**DATA PROVIDED**
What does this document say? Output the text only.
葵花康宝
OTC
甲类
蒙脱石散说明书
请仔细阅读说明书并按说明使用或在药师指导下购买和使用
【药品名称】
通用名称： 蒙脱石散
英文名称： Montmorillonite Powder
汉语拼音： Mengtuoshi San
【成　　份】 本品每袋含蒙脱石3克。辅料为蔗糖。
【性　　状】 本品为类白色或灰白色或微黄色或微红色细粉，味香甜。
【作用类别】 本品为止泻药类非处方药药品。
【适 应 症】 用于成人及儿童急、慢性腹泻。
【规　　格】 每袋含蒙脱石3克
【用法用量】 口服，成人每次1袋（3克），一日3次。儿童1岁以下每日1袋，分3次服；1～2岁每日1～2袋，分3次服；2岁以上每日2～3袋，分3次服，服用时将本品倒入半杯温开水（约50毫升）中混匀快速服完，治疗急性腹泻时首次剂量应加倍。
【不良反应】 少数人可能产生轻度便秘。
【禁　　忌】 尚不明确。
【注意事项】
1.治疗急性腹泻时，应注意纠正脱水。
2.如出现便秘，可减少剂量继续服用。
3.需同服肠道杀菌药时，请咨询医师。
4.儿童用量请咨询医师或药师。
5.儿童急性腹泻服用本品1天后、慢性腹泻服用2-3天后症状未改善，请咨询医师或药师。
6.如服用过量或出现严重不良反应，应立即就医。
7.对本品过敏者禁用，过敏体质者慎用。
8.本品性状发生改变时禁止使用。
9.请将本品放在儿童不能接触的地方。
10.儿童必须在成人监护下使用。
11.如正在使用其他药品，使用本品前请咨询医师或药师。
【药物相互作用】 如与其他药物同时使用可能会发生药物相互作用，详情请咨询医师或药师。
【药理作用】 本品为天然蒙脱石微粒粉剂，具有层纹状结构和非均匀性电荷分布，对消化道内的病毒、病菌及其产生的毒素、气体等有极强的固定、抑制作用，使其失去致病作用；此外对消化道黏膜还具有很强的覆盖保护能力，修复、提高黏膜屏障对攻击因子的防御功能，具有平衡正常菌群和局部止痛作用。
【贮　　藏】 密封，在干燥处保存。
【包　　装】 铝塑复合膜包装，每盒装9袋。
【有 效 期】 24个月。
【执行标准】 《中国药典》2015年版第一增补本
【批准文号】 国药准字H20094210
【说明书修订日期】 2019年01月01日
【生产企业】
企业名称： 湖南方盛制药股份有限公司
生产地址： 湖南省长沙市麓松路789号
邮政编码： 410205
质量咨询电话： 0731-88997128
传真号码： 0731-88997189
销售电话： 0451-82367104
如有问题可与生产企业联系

**YOUR TASK**
Would you give the material above again, complete and exact?

**SOLVED PROBLEM**
What does this document say? Output the text only.
葵花康宝
OTC
甲类
蒙脱石散说明书
请仔细阅读说明书并按说明使用或在药师指导下购买和使用
【药品名称】
通用名称： 蒙脱石散
英文名称： Montmorillonite Powder
汉语拼音： Mengtuoshi San
【成　　份】 本品每袋含蒙脱石3克。辅料为蔗糖。
【性　　状】 本品为类白色或灰白色或微黄色或微红色细粉，味香甜。
【作用类别】 本品为止泻药类非处方药药品。
【适 应 症】 用于成人及儿童急、慢性腹泻。
【规　　格】 每袋含蒙脱石3克
【用法用量】 口服，成人每次1袋（3克），一日3次。儿童1岁以下每日1袋，分3次服；1～2岁每日1～2袋，分3次服；2岁以上每日2～3袋，分3次服，服用时将本品倒入半杯温开水（约50毫升）中混匀快速服完，治疗急性腹泻时首次剂量应加倍。
【不良反应】 少数人可能产生轻度便秘。
【禁　　忌】 尚不明确。
【注意事项】
1.治疗急性腹泻时，应注意纠正脱水。
2.如出现便秘，可减少剂量继续服用。
3.需同服肠道杀菌药时，请咨询医师。
4.儿童用量请咨询医师或药师。
5.儿童急性腹泻服用本品1天后、慢性腹泻服用2-3天后症状未改善，请咨询医师或药师。
6.如服用过量或出现严重不良反应，应立即就医。
7.对本品过敏者禁用，过敏体质者慎用。
8.本品性状发生改变时禁止使用。
9.请将本品放在儿童不能接触的地方。
10.儿童必须在成人监护下使用。
11.如正在使用其他药品，使用本品前请咨询医师或药师。
【药物相互作用】 如与其他药物同时使用可能会发生药物相互作用，详情请咨询医师或药师。
【药理作用】 本品为天然蒙脱石微粒粉剂，具有层纹状结构和非均匀性电荷分布，对消化道内的病毒、病菌及其产生的毒素、气体等有极强的固定、抑制作用，使其失去致病作用；此外对消化道黏膜还具有很强的覆盖保护能力，修复、提高黏膜屏障对攻击因子的防御功能，具有平衡正常菌群和局部止痛作用。
【贮　　藏】 密封，在干燥处保存。
【包　　装】 铝塑复合膜包装，每盒装9袋。
【有 效 期】 24个月。
【执行标准】 《中国药典》2015年版第一增补本
【批准文号】 国药准字H20094210
【说明书修订日期】 2019年01月01日
【生产企业】
企业名称： 湖南方盛制药股份有限公司
生产地址： 湖南省长沙市麓松路789号
邮政编码： 410205
质量咨询电话： 0731-88997128
传真号码： 0731-88997189
销售电话： 0451-82367104
如有问题可与生产企业联系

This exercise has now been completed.